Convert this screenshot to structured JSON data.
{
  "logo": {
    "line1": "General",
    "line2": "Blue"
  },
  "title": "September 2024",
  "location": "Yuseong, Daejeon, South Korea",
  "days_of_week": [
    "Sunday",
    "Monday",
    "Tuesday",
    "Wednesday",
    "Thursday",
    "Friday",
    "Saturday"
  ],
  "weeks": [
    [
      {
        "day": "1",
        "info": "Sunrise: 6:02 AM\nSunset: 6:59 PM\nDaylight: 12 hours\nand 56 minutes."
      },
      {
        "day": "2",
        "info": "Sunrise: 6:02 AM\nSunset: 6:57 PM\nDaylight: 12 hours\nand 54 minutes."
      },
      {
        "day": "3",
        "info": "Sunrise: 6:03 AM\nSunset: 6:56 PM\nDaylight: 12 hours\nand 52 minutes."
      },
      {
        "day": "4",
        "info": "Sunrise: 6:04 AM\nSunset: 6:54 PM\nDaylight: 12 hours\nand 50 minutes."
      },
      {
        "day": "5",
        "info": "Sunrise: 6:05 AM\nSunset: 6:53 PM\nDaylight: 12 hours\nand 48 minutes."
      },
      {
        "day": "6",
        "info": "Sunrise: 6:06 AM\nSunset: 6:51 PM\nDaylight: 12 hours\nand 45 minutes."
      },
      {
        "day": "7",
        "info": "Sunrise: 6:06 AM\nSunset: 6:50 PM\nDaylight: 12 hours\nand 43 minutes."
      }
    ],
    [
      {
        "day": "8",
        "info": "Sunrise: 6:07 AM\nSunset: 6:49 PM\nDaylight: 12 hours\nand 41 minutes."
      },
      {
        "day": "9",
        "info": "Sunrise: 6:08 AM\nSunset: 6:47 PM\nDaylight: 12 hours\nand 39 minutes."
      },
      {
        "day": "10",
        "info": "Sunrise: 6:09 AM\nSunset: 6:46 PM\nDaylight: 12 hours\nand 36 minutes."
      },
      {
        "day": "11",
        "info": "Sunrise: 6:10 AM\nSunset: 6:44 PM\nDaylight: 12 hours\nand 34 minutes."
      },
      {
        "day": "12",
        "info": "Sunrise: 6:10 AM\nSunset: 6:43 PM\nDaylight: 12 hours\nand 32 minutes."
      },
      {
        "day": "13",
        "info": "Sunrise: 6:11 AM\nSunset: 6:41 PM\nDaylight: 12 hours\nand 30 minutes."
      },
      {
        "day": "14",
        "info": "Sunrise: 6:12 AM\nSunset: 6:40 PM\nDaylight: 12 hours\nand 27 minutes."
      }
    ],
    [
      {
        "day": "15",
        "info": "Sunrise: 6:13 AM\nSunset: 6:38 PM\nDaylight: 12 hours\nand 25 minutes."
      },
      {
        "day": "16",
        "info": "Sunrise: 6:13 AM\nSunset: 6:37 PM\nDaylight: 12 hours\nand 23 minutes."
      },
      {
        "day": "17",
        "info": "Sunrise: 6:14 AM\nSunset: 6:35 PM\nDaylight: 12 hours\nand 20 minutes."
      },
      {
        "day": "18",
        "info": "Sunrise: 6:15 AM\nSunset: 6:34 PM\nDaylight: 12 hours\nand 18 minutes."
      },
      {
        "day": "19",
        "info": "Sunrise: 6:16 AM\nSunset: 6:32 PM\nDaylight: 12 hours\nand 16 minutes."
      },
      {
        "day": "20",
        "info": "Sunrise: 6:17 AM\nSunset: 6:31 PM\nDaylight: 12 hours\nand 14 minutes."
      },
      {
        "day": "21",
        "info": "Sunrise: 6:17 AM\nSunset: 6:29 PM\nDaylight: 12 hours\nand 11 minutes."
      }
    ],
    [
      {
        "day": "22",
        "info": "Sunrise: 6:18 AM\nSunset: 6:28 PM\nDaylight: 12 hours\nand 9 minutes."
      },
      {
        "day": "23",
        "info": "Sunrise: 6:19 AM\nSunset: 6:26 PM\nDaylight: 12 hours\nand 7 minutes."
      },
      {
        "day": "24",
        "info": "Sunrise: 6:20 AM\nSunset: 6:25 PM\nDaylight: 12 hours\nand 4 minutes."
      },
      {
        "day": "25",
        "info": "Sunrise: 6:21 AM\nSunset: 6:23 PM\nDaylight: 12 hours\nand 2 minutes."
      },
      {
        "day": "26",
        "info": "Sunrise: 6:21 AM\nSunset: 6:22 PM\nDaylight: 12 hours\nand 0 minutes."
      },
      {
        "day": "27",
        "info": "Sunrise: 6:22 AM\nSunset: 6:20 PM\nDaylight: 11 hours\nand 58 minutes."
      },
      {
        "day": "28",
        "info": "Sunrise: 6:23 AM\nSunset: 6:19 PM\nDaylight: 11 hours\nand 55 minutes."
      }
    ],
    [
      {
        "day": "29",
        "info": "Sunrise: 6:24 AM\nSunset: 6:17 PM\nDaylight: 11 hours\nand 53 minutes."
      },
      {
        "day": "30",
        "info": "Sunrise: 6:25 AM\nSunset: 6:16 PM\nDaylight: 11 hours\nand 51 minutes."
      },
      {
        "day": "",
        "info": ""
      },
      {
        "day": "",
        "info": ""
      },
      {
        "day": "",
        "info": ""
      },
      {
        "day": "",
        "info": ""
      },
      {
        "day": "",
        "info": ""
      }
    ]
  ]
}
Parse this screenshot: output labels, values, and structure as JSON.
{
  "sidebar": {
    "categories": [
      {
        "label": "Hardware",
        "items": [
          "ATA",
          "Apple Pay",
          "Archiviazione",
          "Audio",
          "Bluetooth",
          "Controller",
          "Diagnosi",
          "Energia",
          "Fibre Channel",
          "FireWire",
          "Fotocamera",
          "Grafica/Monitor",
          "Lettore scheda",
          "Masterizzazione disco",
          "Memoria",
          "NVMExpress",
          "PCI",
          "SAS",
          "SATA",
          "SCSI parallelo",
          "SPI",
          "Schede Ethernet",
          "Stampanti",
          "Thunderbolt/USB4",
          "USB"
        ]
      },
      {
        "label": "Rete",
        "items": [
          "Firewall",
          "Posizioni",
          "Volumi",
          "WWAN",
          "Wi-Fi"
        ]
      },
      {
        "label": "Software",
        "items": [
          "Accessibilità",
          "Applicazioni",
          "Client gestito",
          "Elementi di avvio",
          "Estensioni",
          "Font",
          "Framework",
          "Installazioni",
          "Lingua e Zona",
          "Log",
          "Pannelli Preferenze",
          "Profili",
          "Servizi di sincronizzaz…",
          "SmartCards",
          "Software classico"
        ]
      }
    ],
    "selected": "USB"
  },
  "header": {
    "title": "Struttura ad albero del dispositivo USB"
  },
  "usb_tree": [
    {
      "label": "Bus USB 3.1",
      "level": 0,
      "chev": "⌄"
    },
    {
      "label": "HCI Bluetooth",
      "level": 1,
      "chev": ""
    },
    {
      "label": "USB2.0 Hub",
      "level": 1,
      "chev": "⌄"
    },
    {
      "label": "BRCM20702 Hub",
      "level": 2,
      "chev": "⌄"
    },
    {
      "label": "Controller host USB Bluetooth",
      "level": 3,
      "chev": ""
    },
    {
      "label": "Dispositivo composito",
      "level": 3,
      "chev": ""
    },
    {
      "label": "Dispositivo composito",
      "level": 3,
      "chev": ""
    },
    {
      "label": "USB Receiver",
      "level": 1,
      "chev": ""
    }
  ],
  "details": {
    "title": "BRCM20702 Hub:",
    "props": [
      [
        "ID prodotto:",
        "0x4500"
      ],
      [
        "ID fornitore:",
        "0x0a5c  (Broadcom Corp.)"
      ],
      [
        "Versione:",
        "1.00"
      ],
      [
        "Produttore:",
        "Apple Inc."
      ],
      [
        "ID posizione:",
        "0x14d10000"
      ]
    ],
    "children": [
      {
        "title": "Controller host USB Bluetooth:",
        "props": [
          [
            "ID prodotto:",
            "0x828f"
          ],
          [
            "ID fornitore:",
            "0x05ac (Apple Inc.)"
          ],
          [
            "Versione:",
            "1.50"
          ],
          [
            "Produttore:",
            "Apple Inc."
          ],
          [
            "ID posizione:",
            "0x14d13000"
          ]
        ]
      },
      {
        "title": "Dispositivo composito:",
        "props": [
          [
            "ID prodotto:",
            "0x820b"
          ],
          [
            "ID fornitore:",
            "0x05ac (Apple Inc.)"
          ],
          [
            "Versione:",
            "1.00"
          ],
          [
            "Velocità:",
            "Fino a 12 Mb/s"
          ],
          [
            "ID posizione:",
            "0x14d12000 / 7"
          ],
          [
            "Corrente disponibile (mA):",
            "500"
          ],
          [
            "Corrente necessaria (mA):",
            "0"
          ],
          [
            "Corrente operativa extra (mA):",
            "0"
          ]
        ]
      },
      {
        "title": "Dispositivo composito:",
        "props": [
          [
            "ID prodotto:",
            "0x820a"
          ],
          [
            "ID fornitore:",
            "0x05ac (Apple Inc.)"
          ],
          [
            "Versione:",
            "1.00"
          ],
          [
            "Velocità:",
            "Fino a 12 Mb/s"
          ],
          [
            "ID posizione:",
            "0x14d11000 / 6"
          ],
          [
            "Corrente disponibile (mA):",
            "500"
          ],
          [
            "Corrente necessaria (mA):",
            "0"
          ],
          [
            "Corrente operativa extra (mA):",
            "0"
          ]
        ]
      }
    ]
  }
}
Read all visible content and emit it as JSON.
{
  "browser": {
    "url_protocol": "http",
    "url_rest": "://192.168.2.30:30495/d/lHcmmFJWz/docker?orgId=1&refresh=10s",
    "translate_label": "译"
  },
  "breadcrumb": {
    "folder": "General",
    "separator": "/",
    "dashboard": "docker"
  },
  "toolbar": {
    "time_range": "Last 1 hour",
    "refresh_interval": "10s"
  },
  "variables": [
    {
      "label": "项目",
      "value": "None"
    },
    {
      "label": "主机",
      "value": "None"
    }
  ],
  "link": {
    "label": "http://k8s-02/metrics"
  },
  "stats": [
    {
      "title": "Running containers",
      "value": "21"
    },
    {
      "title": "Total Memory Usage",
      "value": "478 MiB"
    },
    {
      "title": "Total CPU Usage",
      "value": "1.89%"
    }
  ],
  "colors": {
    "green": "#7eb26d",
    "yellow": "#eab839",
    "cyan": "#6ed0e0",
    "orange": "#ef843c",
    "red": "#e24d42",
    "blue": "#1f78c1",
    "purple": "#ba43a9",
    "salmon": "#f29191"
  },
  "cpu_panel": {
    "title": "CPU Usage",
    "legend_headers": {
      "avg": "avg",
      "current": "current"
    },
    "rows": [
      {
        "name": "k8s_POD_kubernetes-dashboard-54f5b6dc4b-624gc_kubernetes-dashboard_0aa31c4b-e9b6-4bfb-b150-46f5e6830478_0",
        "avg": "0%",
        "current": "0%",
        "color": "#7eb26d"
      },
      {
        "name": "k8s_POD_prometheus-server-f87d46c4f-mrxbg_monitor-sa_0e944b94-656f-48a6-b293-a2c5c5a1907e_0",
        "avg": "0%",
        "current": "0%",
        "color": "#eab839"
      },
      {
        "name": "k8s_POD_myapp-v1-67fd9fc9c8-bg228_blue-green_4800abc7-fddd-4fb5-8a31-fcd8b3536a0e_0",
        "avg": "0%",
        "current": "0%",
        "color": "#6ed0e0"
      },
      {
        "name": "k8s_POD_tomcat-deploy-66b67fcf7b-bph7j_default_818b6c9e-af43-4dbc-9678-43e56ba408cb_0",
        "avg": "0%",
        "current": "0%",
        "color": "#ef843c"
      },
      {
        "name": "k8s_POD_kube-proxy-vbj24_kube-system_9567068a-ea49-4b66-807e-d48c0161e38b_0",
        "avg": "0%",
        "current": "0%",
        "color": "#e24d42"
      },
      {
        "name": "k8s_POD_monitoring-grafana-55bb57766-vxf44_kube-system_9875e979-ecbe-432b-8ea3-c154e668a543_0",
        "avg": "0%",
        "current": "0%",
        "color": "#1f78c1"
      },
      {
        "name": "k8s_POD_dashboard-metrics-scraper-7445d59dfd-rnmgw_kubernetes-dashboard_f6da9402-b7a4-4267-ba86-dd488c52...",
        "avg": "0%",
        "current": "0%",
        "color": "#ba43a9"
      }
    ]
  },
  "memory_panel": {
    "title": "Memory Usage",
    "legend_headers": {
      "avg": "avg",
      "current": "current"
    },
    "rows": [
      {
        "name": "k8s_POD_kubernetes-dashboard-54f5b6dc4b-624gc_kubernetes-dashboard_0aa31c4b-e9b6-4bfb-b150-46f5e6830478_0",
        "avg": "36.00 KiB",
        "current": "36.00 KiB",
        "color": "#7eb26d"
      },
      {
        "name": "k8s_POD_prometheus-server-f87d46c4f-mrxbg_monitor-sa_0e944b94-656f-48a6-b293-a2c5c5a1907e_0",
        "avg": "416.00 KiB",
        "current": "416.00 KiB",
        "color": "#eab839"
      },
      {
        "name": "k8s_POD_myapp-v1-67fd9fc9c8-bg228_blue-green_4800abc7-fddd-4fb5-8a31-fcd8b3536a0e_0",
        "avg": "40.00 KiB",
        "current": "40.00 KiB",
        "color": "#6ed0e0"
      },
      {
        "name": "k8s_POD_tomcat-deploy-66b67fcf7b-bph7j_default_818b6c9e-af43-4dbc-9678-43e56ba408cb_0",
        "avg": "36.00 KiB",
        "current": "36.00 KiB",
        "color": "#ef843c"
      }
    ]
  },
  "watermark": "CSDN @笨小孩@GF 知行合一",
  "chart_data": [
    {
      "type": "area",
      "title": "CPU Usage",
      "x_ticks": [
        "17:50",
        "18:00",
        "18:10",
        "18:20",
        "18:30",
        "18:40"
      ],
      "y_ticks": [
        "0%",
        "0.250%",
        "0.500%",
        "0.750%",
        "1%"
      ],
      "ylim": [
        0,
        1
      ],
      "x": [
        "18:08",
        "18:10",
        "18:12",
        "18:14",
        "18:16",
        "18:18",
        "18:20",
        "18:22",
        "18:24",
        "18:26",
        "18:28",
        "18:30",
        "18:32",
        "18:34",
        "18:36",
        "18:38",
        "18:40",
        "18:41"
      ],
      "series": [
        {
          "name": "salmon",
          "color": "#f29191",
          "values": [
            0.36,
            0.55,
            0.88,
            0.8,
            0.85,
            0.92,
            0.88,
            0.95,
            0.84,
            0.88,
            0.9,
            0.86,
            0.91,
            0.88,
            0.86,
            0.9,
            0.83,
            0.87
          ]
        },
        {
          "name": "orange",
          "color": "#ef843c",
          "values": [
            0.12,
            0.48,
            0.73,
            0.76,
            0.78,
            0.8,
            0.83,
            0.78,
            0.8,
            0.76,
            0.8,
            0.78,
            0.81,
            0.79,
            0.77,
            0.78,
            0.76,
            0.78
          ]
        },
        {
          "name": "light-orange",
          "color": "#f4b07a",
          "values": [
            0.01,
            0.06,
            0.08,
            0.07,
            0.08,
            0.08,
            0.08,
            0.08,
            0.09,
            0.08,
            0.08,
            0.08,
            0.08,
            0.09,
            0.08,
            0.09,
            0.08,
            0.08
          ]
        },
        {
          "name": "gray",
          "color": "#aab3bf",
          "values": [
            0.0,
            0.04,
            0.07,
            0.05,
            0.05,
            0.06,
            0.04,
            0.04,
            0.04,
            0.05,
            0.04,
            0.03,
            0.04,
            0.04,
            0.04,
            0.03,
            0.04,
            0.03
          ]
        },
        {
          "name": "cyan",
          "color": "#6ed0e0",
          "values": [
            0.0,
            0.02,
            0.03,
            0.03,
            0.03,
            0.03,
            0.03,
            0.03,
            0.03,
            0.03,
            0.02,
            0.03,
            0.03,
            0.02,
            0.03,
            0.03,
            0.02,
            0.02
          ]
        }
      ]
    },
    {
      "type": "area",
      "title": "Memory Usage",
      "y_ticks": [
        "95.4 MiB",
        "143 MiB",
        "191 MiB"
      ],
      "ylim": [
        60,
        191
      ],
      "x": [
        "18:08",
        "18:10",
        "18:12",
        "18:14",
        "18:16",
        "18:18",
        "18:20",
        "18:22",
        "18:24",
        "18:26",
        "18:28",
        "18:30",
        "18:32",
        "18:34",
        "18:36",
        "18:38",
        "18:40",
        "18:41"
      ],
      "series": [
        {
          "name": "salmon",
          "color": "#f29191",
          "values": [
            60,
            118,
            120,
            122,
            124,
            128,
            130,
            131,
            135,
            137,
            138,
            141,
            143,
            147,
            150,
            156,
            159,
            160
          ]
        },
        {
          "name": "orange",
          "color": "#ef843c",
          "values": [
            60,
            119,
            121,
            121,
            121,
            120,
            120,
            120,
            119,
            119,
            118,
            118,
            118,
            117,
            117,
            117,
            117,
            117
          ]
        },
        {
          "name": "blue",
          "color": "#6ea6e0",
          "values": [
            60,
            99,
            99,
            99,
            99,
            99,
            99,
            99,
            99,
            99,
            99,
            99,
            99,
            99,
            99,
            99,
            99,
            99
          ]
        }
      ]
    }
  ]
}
********
## Your task
Extract all lines from the data in which "http" is found.

## Finished task
    "url_protocol": "http",
    "label": "http://k8s-02/metrics"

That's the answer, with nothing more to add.